Job:
Write every line out verbatim and omit the pictures.

Supplied data:
......

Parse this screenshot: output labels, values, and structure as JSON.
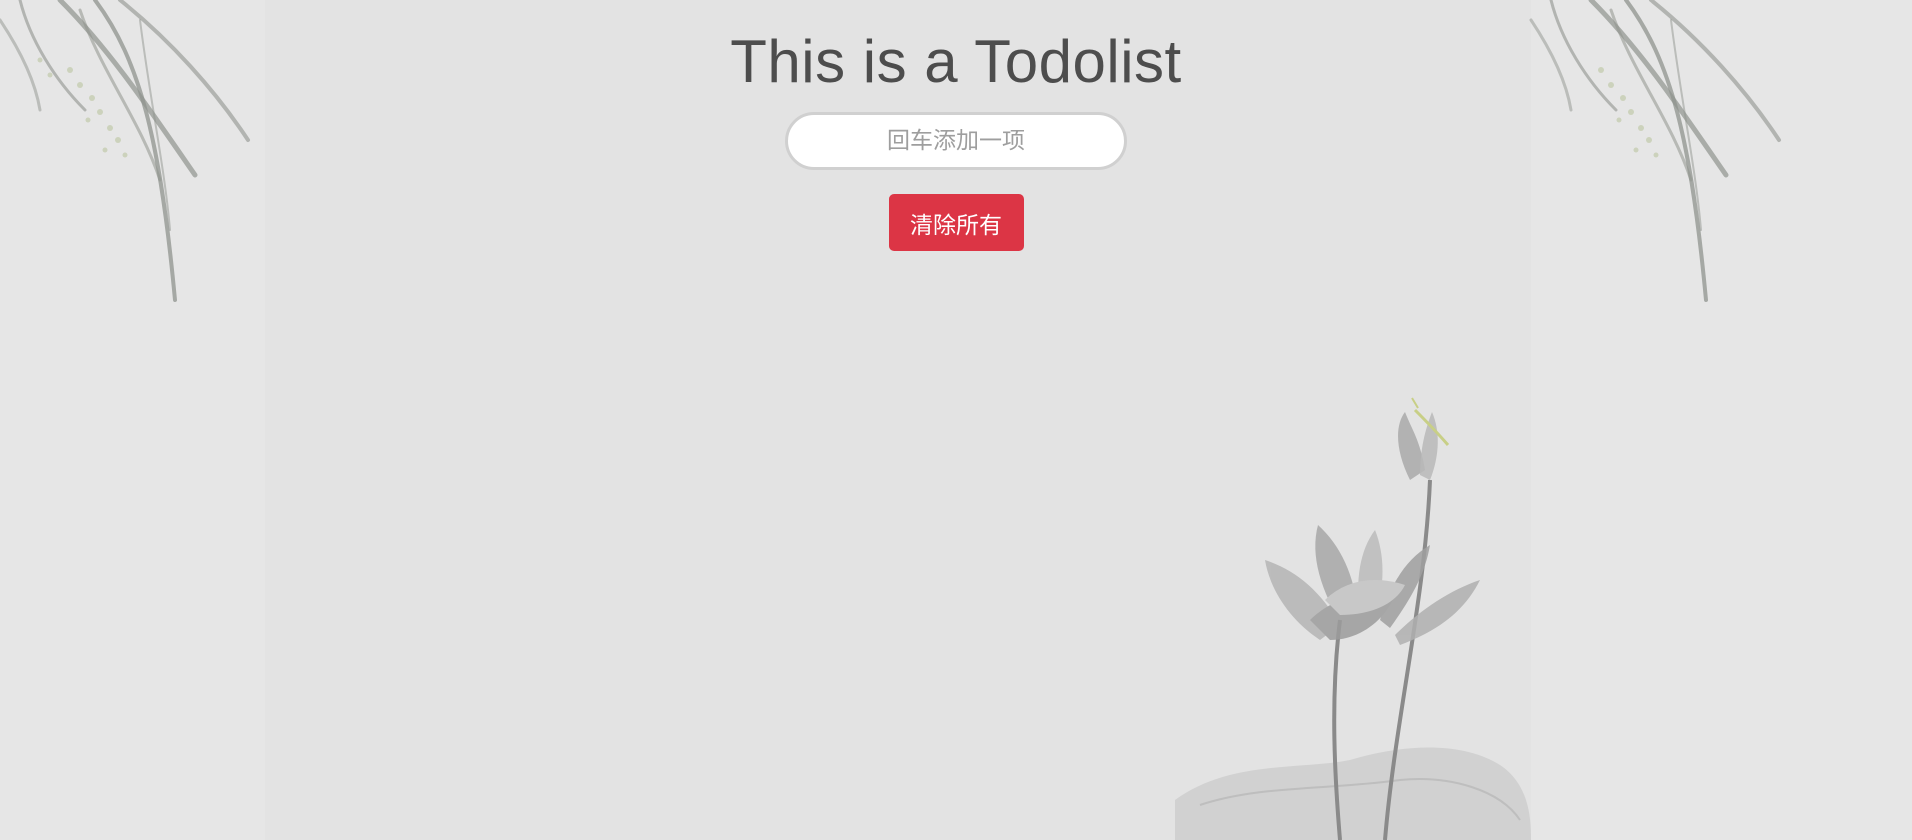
{
  "header": {
    "title": "This is a Todolist"
  },
  "todo_input": {
    "placeholder": "回车添加一项",
    "value": ""
  },
  "actions": {
    "clear_all_label": "清除所有"
  },
  "colors": {
    "background": "#e3e3e3",
    "title_text": "#4d4d4d",
    "clear_button": "#dc3545",
    "input_border": "#d0d0d0",
    "ink_painting": "#8a8a8a"
  },
  "decorations": {
    "left_art": "bamboo-leaves-ink-painting",
    "right_top_art": "bamboo-leaves-ink-painting",
    "bottom_art": "lotus-flower-ink-painting"
  }
}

......

Solution to the exercise:
Parse this screenshot: output labels, values, and structure as JSON.
{
  "header": {
    "title": "This is a Todolist"
  },
  "todo_input": {
    "placeholder": "回车添加一项",
    "value": ""
  },
  "actions": {
    "clear_all_label": "清除所有"
  },
  "colors": {
    "background": "#e3e3e3",
    "title_text": "#4d4d4d",
    "clear_button": "#dc3545",
    "input_border": "#d0d0d0",
    "ink_painting": "#8a8a8a"
  },
  "decorations": {
    "left_art": "bamboo-leaves-ink-painting",
    "right_top_art": "bamboo-leaves-ink-painting",
    "bottom_art": "lotus-flower-ink-painting"
  }
}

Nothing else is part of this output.